§ Exercise prompt
Check each line of the records below for the string "heatmap", then state how many lines contain it, with no other output.

[Dataset items]
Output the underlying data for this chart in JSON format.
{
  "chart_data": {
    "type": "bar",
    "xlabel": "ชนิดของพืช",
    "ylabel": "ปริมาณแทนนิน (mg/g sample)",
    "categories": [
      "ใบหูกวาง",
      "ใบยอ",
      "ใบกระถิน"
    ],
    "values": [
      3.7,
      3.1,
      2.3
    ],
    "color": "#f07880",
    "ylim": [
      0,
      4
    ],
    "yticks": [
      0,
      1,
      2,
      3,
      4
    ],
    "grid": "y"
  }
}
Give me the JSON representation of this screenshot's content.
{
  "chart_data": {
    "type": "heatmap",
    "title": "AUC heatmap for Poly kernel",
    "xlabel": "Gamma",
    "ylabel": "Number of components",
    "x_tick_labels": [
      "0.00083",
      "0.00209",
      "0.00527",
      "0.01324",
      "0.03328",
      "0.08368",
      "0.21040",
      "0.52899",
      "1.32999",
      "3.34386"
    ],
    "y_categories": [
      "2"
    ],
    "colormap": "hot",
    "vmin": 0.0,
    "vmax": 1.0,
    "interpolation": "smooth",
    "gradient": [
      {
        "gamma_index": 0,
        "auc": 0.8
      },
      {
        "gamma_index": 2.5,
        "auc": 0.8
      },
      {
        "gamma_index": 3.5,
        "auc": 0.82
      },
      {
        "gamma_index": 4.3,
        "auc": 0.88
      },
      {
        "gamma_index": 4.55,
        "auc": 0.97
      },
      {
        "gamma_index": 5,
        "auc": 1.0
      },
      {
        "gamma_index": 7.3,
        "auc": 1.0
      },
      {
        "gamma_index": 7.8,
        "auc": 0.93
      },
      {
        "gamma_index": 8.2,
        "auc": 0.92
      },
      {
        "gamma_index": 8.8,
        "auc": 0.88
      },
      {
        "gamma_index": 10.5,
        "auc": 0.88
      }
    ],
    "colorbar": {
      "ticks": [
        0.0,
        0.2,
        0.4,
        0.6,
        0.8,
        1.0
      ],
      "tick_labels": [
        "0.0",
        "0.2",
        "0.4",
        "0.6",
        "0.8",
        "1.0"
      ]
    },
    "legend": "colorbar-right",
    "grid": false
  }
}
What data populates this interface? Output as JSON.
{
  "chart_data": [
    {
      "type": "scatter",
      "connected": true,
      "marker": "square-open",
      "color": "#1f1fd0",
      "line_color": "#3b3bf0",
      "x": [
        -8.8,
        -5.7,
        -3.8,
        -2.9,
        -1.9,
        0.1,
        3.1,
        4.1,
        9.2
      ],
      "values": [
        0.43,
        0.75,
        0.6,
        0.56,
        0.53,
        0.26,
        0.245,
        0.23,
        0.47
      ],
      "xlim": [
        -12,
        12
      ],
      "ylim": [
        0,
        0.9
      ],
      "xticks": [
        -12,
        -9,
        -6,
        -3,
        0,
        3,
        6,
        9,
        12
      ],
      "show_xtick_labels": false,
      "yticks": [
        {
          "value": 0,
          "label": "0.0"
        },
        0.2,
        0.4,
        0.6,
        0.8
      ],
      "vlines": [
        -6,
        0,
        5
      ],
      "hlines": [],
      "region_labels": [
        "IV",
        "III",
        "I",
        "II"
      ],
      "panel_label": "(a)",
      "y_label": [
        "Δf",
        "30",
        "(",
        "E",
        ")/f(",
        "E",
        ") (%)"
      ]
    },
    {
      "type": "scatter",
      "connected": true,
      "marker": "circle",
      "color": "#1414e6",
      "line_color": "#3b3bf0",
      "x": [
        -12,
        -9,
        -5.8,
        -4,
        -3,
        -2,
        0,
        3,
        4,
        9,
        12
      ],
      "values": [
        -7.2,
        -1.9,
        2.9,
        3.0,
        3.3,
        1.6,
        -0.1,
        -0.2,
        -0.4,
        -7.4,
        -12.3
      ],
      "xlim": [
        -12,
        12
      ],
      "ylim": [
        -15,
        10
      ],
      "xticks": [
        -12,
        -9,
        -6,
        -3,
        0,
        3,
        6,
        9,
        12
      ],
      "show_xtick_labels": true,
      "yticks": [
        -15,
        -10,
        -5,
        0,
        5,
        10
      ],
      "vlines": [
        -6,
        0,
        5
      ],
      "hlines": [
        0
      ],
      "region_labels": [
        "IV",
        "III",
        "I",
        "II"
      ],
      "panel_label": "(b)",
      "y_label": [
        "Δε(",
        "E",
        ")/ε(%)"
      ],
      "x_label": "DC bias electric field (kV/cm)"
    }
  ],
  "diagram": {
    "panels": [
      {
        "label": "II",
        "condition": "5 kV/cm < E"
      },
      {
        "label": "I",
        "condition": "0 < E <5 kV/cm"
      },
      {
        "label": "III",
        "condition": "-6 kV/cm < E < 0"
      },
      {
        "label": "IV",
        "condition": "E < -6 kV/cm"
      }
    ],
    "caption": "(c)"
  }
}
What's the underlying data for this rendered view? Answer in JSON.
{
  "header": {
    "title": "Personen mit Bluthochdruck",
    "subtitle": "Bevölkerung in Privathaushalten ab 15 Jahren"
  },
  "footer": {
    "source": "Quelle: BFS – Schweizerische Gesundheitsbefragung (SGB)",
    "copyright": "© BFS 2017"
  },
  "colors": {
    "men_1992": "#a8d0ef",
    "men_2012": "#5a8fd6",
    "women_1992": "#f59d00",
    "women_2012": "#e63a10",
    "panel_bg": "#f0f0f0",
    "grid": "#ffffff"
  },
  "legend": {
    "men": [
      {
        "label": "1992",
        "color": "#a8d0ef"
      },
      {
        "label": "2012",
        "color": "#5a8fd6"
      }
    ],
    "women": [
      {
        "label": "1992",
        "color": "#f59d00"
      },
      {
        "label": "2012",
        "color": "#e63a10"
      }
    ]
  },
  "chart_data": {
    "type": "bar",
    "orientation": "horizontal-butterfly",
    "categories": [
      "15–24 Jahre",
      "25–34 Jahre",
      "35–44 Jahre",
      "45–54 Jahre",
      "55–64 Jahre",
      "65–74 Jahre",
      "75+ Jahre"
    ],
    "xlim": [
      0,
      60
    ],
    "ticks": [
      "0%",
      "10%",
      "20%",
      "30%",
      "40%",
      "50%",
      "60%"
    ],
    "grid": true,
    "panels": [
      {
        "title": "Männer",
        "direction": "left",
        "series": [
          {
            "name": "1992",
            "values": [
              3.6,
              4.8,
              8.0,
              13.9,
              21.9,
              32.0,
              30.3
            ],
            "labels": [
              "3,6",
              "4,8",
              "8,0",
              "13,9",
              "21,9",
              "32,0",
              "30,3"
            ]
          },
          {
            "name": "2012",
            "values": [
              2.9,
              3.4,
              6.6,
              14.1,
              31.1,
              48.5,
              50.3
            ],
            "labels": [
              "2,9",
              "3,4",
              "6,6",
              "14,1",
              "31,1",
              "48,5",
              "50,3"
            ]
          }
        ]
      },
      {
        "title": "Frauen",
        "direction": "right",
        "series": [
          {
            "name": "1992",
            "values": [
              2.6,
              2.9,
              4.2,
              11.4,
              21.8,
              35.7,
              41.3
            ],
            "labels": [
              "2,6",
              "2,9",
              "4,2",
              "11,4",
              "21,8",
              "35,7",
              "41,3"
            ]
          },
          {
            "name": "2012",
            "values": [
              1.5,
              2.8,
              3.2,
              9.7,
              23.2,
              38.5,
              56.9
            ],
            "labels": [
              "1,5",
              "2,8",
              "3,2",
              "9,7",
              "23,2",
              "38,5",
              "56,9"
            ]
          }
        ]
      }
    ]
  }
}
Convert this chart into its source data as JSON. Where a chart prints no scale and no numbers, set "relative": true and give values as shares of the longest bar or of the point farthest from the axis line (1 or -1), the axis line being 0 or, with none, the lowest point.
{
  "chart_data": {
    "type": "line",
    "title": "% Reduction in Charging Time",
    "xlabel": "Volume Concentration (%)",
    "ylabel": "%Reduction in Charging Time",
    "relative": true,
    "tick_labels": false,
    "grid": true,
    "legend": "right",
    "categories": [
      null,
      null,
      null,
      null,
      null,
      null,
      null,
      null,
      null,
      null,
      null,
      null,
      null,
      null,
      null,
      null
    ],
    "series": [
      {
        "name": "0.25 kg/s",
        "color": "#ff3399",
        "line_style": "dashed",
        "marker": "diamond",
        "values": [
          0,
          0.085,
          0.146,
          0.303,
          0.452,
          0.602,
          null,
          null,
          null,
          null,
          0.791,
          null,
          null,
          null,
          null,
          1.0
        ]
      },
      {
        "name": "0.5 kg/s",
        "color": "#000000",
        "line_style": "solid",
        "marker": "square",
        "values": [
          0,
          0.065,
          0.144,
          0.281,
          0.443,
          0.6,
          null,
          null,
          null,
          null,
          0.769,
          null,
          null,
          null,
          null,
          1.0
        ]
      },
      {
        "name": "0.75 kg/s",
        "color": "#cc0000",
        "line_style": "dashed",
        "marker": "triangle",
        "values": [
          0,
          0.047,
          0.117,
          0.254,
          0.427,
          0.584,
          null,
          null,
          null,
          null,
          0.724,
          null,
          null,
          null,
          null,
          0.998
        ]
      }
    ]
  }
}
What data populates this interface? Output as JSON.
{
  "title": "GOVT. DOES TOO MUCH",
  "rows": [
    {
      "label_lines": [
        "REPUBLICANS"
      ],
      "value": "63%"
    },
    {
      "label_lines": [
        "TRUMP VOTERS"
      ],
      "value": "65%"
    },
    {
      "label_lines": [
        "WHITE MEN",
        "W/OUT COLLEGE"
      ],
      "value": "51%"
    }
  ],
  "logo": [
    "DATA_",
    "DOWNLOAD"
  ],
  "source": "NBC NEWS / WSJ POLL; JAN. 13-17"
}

§ Result of this exercise
2